Task brief
Print the listing below in its entirety, character for character.

Source material
>>>>
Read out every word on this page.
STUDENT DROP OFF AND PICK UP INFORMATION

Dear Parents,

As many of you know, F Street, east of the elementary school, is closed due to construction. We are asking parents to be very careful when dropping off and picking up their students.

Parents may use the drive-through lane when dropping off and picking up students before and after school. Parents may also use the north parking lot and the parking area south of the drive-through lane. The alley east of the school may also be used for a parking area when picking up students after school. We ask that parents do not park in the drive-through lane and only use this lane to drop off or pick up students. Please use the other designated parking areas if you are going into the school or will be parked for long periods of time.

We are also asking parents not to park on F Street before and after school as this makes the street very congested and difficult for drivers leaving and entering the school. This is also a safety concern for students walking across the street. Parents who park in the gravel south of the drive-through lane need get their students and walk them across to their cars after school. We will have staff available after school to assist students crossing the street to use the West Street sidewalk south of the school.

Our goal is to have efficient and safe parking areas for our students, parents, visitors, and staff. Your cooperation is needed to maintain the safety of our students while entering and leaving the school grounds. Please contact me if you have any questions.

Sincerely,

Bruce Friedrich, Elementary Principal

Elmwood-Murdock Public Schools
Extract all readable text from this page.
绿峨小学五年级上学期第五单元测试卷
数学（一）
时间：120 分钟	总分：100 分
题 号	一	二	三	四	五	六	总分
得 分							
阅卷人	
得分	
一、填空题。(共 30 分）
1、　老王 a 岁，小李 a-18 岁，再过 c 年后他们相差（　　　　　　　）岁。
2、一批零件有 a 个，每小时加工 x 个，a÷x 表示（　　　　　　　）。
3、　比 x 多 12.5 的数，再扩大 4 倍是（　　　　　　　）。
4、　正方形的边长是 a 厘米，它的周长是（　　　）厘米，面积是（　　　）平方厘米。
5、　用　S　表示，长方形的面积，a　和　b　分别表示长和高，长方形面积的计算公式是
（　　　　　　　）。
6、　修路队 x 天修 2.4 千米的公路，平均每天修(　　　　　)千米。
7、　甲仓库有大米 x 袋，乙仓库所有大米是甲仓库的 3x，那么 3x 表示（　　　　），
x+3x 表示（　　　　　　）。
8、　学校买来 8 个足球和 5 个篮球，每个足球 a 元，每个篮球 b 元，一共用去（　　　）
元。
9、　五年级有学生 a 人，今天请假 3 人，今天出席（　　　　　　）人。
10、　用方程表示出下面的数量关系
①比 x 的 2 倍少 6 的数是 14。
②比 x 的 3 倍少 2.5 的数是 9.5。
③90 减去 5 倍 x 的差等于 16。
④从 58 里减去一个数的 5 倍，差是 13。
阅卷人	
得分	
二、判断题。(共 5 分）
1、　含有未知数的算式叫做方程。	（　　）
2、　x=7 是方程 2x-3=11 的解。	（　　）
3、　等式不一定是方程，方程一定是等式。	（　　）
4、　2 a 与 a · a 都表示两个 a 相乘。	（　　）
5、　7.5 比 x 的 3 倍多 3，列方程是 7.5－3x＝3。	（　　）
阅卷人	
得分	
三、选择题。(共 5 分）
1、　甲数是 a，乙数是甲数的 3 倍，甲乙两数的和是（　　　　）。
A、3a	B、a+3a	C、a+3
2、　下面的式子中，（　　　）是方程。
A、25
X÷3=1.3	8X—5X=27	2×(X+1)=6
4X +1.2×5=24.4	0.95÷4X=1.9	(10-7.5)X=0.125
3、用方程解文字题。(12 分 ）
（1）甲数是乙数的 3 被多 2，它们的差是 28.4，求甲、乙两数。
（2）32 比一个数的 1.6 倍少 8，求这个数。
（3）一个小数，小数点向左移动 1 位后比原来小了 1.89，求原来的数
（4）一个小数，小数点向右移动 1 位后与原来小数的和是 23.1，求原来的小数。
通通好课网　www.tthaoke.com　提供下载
<<<<
Response to this exercise
Read out every word on this page.
STUDENT DROP OFF AND PICK UP INFORMATION

Dear Parents,

As many of you know, F Street, east of the elementary school, is closed due to construction. We are asking parents to be very careful when dropping off and picking up their students.

Parents may use the drive-through lane when dropping off and picking up students before and after school. Parents may also use the north parking lot and the parking area south of the drive-through lane. The alley east of the school may also be used for a parking area when picking up students after school. We ask that parents do not park in the drive-through lane and only use this lane to drop off or pick up students. Please use the other designated parking areas if you are going into the school or will be parked for long periods of time.

We are also asking parents not to park on F Street before and after school as this makes the street very congested and difficult for drivers leaving and entering the school. This is also a safety concern for students walking across the street. Parents who park in the gravel south of the drive-through lane need get their students and walk them across to their cars after school. We will have staff available after school to assist students crossing the street to use the West Street sidewalk south of the school.

Our goal is to have efficient and safe parking areas for our students, parents, visitors, and staff. Your cooperation is needed to maintain the safety of our students while entering and leaving the school grounds. Please contact me if you have any questions.

Sincerely,

Bruce Friedrich, Elementary Principal

Elmwood-Murdock Public Schools
Extract all readable text from this page.
绿峨小学五年级上学期第五单元测试卷
数学（一）
时间：120 分钟	总分：100 分
题 号	一	二	三	四	五	六	总分
得 分							
阅卷人	
得分	
一、填空题。(共 30 分）
1、　老王 a 岁，小李 a-18 岁，再过 c 年后他们相差（　　　　　　　）岁。
2、一批零件有 a 个，每小时加工 x 个，a÷x 表示（　　　　　　　）。
3、　比 x 多 12.5 的数，再扩大 4 倍是（　　　　　　　）。
4、　正方形的边长是 a 厘米，它的周长是（　　　）厘米，面积是（　　　）平方厘米。
5、　用　S　表示，长方形的面积，a　和　b　分别表示长和高，长方形面积的计算公式是
（　　　　　　　）。
6、　修路队 x 天修 2.4 千米的公路，平均每天修(　　　　　)千米。
7、　甲仓库有大米 x 袋，乙仓库所有大米是甲仓库的 3x，那么 3x 表示（　　　　），
x+3x 表示（　　　　　　）。
8、　学校买来 8 个足球和 5 个篮球，每个足球 a 元，每个篮球 b 元，一共用去（　　　）
元。
9、　五年级有学生 a 人，今天请假 3 人，今天出席（　　　　　　）人。
10、　用方程表示出下面的数量关系
①比 x 的 2 倍少 6 的数是 14。
②比 x 的 3 倍少 2.5 的数是 9.5。
③90 减去 5 倍 x 的差等于 16。
④从 58 里减去一个数的 5 倍，差是 13。
阅卷人	
得分	
二、判断题。(共 5 分）
1、　含有未知数的算式叫做方程。	（　　）
2、　x=7 是方程 2x-3=11 的解。	（　　）
3、　等式不一定是方程，方程一定是等式。	（　　）
4、　2 a 与 a · a 都表示两个 a 相乘。	（　　）
5、　7.5 比 x 的 3 倍多 3，列方程是 7.5－3x＝3。	（　　）
阅卷人	
得分	
三、选择题。(共 5 分）
1、　甲数是 a，乙数是甲数的 3 倍，甲乙两数的和是（　　　　）。
A、3a	B、a+3a	C、a+3
2、　下面的式子中，（　　　）是方程。
A、25
X÷3=1.3	8X—5X=27	2×(X+1)=6
4X +1.2×5=24.4	0.95÷4X=1.9	(10-7.5)X=0.125
3、用方程解文字题。(12 分 ）
（1）甲数是乙数的 3 被多 2，它们的差是 28.4，求甲、乙两数。
（2）32 比一个数的 1.6 倍少 8，求这个数。
（3）一个小数，小数点向左移动 1 位后比原来小了 1.89，求原来的数
（4）一个小数，小数点向右移动 1 位后与原来小数的和是 23.1，求原来的小数。
通通好课网　www.tthaoke.com　提供下载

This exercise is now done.